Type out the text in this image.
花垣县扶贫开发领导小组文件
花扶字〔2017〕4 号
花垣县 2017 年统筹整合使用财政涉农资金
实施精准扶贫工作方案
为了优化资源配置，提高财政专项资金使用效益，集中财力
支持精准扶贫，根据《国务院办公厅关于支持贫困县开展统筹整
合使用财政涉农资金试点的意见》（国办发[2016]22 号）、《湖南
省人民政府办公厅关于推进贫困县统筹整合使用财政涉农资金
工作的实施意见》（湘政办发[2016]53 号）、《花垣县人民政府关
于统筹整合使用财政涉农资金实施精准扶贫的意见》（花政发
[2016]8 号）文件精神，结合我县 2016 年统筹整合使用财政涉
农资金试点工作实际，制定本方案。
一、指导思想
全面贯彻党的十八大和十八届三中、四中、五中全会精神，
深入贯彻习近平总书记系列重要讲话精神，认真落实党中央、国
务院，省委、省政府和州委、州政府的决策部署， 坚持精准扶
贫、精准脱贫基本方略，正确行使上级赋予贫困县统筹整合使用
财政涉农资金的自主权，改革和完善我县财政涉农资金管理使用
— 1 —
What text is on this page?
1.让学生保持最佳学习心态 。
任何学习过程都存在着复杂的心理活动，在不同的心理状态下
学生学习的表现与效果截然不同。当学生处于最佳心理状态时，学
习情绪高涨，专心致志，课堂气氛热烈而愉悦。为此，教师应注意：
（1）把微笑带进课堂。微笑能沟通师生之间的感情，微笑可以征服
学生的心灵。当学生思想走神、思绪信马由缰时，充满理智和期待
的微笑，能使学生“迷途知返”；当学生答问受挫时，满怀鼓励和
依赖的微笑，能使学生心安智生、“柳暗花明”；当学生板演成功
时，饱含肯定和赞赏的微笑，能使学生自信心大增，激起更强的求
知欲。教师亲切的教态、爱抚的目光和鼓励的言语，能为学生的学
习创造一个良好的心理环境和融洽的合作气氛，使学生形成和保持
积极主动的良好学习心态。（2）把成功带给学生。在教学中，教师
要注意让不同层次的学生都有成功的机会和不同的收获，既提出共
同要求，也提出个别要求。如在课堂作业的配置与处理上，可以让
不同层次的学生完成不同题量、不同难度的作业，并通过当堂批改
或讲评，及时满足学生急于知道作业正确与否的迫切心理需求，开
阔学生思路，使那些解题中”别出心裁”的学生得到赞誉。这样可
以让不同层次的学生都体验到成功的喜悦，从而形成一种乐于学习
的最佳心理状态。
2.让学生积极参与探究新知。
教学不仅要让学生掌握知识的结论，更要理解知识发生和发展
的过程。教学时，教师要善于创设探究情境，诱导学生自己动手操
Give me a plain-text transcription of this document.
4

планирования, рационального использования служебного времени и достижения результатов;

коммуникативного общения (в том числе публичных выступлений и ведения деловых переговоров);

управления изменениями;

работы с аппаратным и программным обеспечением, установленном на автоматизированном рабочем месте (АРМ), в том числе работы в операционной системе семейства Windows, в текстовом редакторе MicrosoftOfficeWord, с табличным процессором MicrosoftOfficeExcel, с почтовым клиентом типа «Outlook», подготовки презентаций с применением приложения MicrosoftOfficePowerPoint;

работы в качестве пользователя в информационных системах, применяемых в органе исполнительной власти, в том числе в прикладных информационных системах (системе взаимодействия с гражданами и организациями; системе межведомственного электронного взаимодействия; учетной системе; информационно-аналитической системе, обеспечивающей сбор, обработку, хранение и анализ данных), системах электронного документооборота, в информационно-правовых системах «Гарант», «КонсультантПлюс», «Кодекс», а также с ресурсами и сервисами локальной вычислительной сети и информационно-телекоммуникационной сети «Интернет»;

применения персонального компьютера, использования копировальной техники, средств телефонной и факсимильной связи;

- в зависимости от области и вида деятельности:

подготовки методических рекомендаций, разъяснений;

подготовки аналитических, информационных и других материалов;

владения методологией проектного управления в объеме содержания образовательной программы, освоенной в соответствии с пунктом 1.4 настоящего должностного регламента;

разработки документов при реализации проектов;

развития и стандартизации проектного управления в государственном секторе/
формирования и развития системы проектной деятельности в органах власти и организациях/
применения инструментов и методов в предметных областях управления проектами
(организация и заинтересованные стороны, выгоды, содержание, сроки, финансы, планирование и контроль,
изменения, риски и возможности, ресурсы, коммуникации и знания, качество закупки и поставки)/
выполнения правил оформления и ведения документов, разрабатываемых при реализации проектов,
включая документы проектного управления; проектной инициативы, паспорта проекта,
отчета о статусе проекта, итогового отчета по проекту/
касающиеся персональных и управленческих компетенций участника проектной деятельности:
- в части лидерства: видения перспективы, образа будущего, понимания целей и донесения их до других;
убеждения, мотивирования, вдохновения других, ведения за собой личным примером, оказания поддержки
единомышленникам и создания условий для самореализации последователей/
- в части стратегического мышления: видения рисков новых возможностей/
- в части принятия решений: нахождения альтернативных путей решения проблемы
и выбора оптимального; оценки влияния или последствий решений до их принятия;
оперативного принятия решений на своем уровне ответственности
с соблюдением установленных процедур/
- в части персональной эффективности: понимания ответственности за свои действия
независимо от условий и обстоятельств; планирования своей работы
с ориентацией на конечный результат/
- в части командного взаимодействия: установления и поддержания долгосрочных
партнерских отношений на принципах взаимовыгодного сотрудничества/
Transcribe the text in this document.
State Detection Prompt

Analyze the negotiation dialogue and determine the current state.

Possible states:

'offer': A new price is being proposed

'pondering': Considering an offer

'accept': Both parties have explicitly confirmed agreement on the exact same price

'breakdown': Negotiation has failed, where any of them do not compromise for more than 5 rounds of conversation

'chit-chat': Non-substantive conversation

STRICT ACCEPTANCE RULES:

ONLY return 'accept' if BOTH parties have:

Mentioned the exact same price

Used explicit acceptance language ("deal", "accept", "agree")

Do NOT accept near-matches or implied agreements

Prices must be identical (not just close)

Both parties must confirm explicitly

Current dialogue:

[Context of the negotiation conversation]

################

_REQUIREMENTS:_ Exactly reproduce every record.

_EXERCISE RESULT:_
Type out the text in this image.
花垣县扶贫开发领导小组文件
花扶字〔2017〕4 号
花垣县 2017 年统筹整合使用财政涉农资金
实施精准扶贫工作方案
为了优化资源配置，提高财政专项资金使用效益，集中财力
支持精准扶贫，根据《国务院办公厅关于支持贫困县开展统筹整
合使用财政涉农资金试点的意见》（国办发[2016]22 号）、《湖南
省人民政府办公厅关于推进贫困县统筹整合使用财政涉农资金
工作的实施意见》（湘政办发[2016]53 号）、《花垣县人民政府关
于统筹整合使用财政涉农资金实施精准扶贫的意见》（花政发
[2016]8 号）文件精神，结合我县 2016 年统筹整合使用财政涉
农资金试点工作实际，制定本方案。
一、指导思想
全面贯彻党的十八大和十八届三中、四中、五中全会精神，
深入贯彻习近平总书记系列重要讲话精神，认真落实党中央、国
务院，省委、省政府和州委、州政府的决策部署， 坚持精准扶
贫、精准脱贫基本方略，正确行使上级赋予贫困县统筹整合使用
财政涉农资金的自主权，改革和完善我县财政涉农资金管理使用
— 1 —
What text is on this page?
1.让学生保持最佳学习心态 。
任何学习过程都存在着复杂的心理活动，在不同的心理状态下
学生学习的表现与效果截然不同。当学生处于最佳心理状态时，学
习情绪高涨，专心致志，课堂气氛热烈而愉悦。为此，教师应注意：
（1）把微笑带进课堂。微笑能沟通师生之间的感情，微笑可以征服
学生的心灵。当学生思想走神、思绪信马由缰时，充满理智和期待
的微笑，能使学生“迷途知返”；当学生答问受挫时，满怀鼓励和
依赖的微笑，能使学生心安智生、“柳暗花明”；当学生板演成功
时，饱含肯定和赞赏的微笑，能使学生自信心大增，激起更强的求
知欲。教师亲切的教态、爱抚的目光和鼓励的言语，能为学生的学
习创造一个良好的心理环境和融洽的合作气氛，使学生形成和保持
积极主动的良好学习心态。（2）把成功带给学生。在教学中，教师
要注意让不同层次的学生都有成功的机会和不同的收获，既提出共
同要求，也提出个别要求。如在课堂作业的配置与处理上，可以让
不同层次的学生完成不同题量、不同难度的作业，并通过当堂批改
或讲评，及时满足学生急于知道作业正确与否的迫切心理需求，开
阔学生思路，使那些解题中”别出心裁”的学生得到赞誉。这样可
以让不同层次的学生都体验到成功的喜悦，从而形成一种乐于学习
的最佳心理状态。
2.让学生积极参与探究新知。
教学不仅要让学生掌握知识的结论，更要理解知识发生和发展
的过程。教学时，教师要善于创设探究情境，诱导学生自己动手操
Give me a plain-text transcription of this document.
4

планирования, рационального использования служебного времени и достижения результатов;

коммуникативного общения (в том числе публичных выступлений и ведения деловых переговоров);

управления изменениями;

работы с аппаратным и программным обеспечением, установленном на автоматизированном рабочем месте (АРМ), в том числе работы в операционной системе семейства Windows, в текстовом редакторе MicrosoftOfficeWord, с табличным процессором MicrosoftOfficeExcel, с почтовым клиентом типа «Outlook», подготовки презентаций с применением приложения MicrosoftOfficePowerPoint;

работы в качестве пользователя в информационных системах, применяемых в органе исполнительной власти, в том числе в прикладных информационных системах (системе взаимодействия с гражданами и организациями; системе межведомственного электронного взаимодействия; учетной системе; информационно-аналитической системе, обеспечивающей сбор, обработку, хранение и анализ данных), системах электронного документооборота, в информационно-правовых системах «Гарант», «КонсультантПлюс», «Кодекс», а также с ресурсами и сервисами локальной вычислительной сети и информационно-телекоммуникационной сети «Интернет»;

применения персонального компьютера, использования копировальной техники, средств телефонной и факсимильной связи;

- в зависимости от области и вида деятельности:

подготовки методических рекомендаций, разъяснений;

подготовки аналитических, информационных и других материалов;

владения методологией проектного управления в объеме содержания образовательной программы, освоенной в соответствии с пунктом 1.4 настоящего должностного регламента;

разработки документов при реализации проектов;

развития и стандартизации проектного управления в государственном секторе/
формирования и развития системы проектной деятельности в органах власти и организациях/
применения инструментов и методов в предметных областях управления проектами
(организация и заинтересованные стороны, выгоды, содержание, сроки, финансы, планирование и контроль,
изменения, риски и возможности, ресурсы, коммуникации и знания, качество закупки и поставки)/
выполнения правил оформления и ведения документов, разрабатываемых при реализации проектов,
включая документы проектного управления; проектной инициативы, паспорта проекта,
отчета о статусе проекта, итогового отчета по проекту/
касающиеся персональных и управленческих компетенций участника проектной деятельности:
- в части лидерства: видения перспективы, образа будущего, понимания целей и донесения их до других;
убеждения, мотивирования, вдохновения других, ведения за собой личным примером, оказания поддержки
единомышленникам и создания условий для самореализации последователей/
- в части стратегического мышления: видения рисков новых возможностей/
- в части принятия решений: нахождения альтернативных путей решения проблемы
и выбора оптимального; оценки влияния или последствий решений до их принятия;
оперативного принятия решений на своем уровне ответственности
с соблюдением установленных процедур/
- в части персональной эффективности: понимания ответственности за свои действия
независимо от условий и обстоятельств; планирования своей работы
с ориентацией на конечный результат/
- в части командного взаимодействия: установления и поддержания долгосрочных
партнерских отношений на принципах взаимовыгодного сотрудничества/
Transcribe the text in this document.
State Detection Prompt

Analyze the negotiation dialogue and determine the current state.

Possible states:

'offer': A new price is being proposed

'pondering': Considering an offer

'accept': Both parties have explicitly confirmed agreement on the exact same price

'breakdown': Negotiation has failed, where any of them do not compromise for more than 5 rounds of conversation

'chit-chat': Non-substantive conversation

STRICT ACCEPTANCE RULES:

ONLY return 'accept' if BOTH parties have:

Mentioned the exact same price

Used explicit acceptance language ("deal", "accept", "agree")

Do NOT accept near-matches or implied agreements

Prices must be identical (not just close)

Both parties must confirm explicitly

Current dialogue:

[Context of the negotiation conversation]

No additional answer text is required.